▶ [Written exercise]: Print the complete set of entries exactly.

(Data extracted from a collection)

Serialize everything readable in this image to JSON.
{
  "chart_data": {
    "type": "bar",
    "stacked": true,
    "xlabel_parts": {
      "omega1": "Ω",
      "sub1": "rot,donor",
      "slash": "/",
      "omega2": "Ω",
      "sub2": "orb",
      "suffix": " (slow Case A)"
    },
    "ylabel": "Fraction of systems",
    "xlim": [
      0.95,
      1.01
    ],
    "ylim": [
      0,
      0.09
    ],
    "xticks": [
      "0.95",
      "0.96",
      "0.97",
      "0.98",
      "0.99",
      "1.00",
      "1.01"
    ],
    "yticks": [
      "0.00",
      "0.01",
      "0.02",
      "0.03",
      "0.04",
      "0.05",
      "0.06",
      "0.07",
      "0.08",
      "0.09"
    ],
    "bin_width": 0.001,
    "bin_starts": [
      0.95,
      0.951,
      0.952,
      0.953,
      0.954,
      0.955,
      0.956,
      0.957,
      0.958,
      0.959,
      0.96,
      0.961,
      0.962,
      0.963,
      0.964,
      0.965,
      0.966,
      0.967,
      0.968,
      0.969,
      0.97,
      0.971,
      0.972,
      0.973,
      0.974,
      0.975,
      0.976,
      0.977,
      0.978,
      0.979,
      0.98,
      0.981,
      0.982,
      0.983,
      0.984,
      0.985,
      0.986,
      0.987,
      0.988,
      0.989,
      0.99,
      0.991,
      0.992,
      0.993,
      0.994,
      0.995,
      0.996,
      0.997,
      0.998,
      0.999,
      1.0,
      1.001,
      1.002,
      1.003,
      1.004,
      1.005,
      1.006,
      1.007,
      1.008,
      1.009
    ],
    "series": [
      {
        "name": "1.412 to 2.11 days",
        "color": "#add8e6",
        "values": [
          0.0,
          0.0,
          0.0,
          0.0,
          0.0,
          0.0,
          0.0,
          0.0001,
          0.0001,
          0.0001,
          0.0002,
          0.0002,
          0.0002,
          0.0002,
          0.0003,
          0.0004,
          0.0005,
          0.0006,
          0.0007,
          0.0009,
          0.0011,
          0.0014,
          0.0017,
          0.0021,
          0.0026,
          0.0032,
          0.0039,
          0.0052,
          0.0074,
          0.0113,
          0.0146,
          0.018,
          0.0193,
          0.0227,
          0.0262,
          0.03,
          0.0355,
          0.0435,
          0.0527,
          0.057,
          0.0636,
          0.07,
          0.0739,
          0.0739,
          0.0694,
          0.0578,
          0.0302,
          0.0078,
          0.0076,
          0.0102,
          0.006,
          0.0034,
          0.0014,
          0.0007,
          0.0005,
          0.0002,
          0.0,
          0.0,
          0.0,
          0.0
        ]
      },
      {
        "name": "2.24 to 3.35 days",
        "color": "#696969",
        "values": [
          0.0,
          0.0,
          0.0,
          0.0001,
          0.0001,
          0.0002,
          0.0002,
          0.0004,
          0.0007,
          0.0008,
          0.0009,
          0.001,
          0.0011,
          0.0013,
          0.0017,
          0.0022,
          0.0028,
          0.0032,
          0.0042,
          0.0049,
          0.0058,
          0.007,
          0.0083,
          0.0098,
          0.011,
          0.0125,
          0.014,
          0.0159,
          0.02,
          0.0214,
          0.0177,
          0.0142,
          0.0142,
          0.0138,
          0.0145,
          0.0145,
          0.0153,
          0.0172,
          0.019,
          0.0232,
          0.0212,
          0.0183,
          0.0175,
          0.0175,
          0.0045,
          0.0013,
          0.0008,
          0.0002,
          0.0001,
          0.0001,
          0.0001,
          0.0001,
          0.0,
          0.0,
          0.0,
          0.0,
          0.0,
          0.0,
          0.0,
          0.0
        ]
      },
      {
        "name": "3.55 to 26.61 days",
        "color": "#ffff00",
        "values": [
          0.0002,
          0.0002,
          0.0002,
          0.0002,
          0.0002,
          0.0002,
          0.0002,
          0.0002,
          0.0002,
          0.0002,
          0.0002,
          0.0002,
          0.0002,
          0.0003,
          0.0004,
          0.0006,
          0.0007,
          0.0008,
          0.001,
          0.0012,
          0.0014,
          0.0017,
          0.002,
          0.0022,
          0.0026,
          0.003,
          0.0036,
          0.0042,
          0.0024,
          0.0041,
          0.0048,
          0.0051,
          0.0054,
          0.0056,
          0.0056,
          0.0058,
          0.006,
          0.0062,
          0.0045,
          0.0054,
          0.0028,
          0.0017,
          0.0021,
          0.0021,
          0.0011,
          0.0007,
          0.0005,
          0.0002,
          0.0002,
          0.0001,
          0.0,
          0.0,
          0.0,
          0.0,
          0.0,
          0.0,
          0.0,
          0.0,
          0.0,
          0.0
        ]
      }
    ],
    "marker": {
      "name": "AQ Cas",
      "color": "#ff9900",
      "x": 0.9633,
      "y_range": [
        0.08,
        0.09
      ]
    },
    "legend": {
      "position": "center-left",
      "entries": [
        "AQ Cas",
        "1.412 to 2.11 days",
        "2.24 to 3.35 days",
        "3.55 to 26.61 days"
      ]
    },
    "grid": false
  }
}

▶ [In response]:
Serialize everything readable in this image to JSON.
{
  "chart_data": {
    "type": "bar",
    "stacked": true,
    "xlabel_parts": {
      "omega1": "Ω",
      "sub1": "rot,donor",
      "slash": "/",
      "omega2": "Ω",
      "sub2": "orb",
      "suffix": " (slow Case A)"
    },
    "ylabel": "Fraction of systems",
    "xlim": [
      0.95,
      1.01
    ],
    "ylim": [
      0,
      0.09
    ],
    "xticks": [
      "0.95",
      "0.96",
      "0.97",
      "0.98",
      "0.99",
      "1.00",
      "1.01"
    ],
    "yticks": [
      "0.00",
      "0.01",
      "0.02",
      "0.03",
      "0.04",
      "0.05",
      "0.06",
      "0.07",
      "0.08",
      "0.09"
    ],
    "bin_width": 0.001,
    "bin_starts": [
      0.95,
      0.951,
      0.952,
      0.953,
      0.954,
      0.955,
      0.956,
      0.957,
      0.958,
      0.959,
      0.96,
      0.961,
      0.962,
      0.963,
      0.964,
      0.965,
      0.966,
      0.967,
      0.968,
      0.969,
      0.97,
      0.971,
      0.972,
      0.973,
      0.974,
      0.975,
      0.976,
      0.977,
      0.978,
      0.979,
      0.98,
      0.981,
      0.982,
      0.983,
      0.984,
      0.985,
      0.986,
      0.987,
      0.988,
      0.989,
      0.99,
      0.991,
      0.992,
      0.993,
      0.994,
      0.995,
      0.996,
      0.997,
      0.998,
      0.999,
      1.0,
      1.001,
      1.002,
      1.003,
      1.004,
      1.005,
      1.006,
      1.007,
      1.008,
      1.009
    ],
    "series": [
      {
        "name": "1.412 to 2.11 days",
        "color": "#add8e6",
        "values": [
          0.0,
          0.0,
          0.0,
          0.0,
          0.0,
          0.0,
          0.0,
          0.0001,
          0.0001,
          0.0001,
          0.0002,
          0.0002,
          0.0002,
          0.0002,
          0.0003,
          0.0004,
          0.0005,
          0.0006,
          0.0007,
          0.0009,
          0.0011,
          0.0014,
          0.0017,
          0.0021,
          0.0026,
          0.0032,
          0.0039,
          0.0052,
          0.0074,
          0.0113,
          0.0146,
          0.018,
          0.0193,
          0.0227,
          0.0262,
          0.03,
          0.0355,
          0.0435,
          0.0527,
          0.057,
          0.0636,
          0.07,
          0.0739,
          0.0739,
          0.0694,
          0.0578,
          0.0302,
          0.0078,
          0.0076,
          0.0102,
          0.006,
          0.0034,
          0.0014,
          0.0007,
          0.0005,
          0.0002,
          0.0,
          0.0,
          0.0,
          0.0
        ]
      },
      {
        "name": "2.24 to 3.35 days",
        "color": "#696969",
        "values": [
          0.0,
          0.0,
          0.0,
          0.0001,
          0.0001,
          0.0002,
          0.0002,
          0.0004,
          0.0007,
          0.0008,
          0.0009,
          0.001,
          0.0011,
          0.0013,
          0.0017,
          0.0022,
          0.0028,
          0.0032,
          0.0042,
          0.0049,
          0.0058,
          0.007,
          0.0083,
          0.0098,
          0.011,
          0.0125,
          0.014,
          0.0159,
          0.02,
          0.0214,
          0.0177,
          0.0142,
          0.0142,
          0.0138,
          0.0145,
          0.0145,
          0.0153,
          0.0172,
          0.019,
          0.0232,
          0.0212,
          0.0183,
          0.0175,
          0.0175,
          0.0045,
          0.0013,
          0.0008,
          0.0002,
          0.0001,
          0.0001,
          0.0001,
          0.0001,
          0.0,
          0.0,
          0.0,
          0.0,
          0.0,
          0.0,
          0.0,
          0.0
        ]
      },
      {
        "name": "3.55 to 26.61 days",
        "color": "#ffff00",
        "values": [
          0.0002,
          0.0002,
          0.0002,
          0.0002,
          0.0002,
          0.0002,
          0.0002,
          0.0002,
          0.0002,
          0.0002,
          0.0002,
          0.0002,
          0.0002,
          0.0003,
          0.0004,
          0.0006,
          0.0007,
          0.0008,
          0.001,
          0.0012,
          0.0014,
          0.0017,
          0.002,
          0.0022,
          0.0026,
          0.003,
          0.0036,
          0.0042,
          0.0024,
          0.0041,
          0.0048,
          0.0051,
          0.0054,
          0.0056,
          0.0056,
          0.0058,
          0.006,
          0.0062,
          0.0045,
          0.0054,
          0.0028,
          0.0017,
          0.0021,
          0.0021,
          0.0011,
          0.0007,
          0.0005,
          0.0002,
          0.0002,
          0.0001,
          0.0,
          0.0,
          0.0,
          0.0,
          0.0,
          0.0,
          0.0,
          0.0,
          0.0,
          0.0
        ]
      }
    ],
    "marker": {
      "name": "AQ Cas",
      "color": "#ff9900",
      "x": 0.9633,
      "y_range": [
        0.08,
        0.09
      ]
    },
    "legend": {
      "position": "center-left",
      "entries": [
        "AQ Cas",
        "1.412 to 2.11 days",
        "2.24 to 3.35 days",
        "3.55 to 26.61 days"
      ]
    },
    "grid": false
  }
}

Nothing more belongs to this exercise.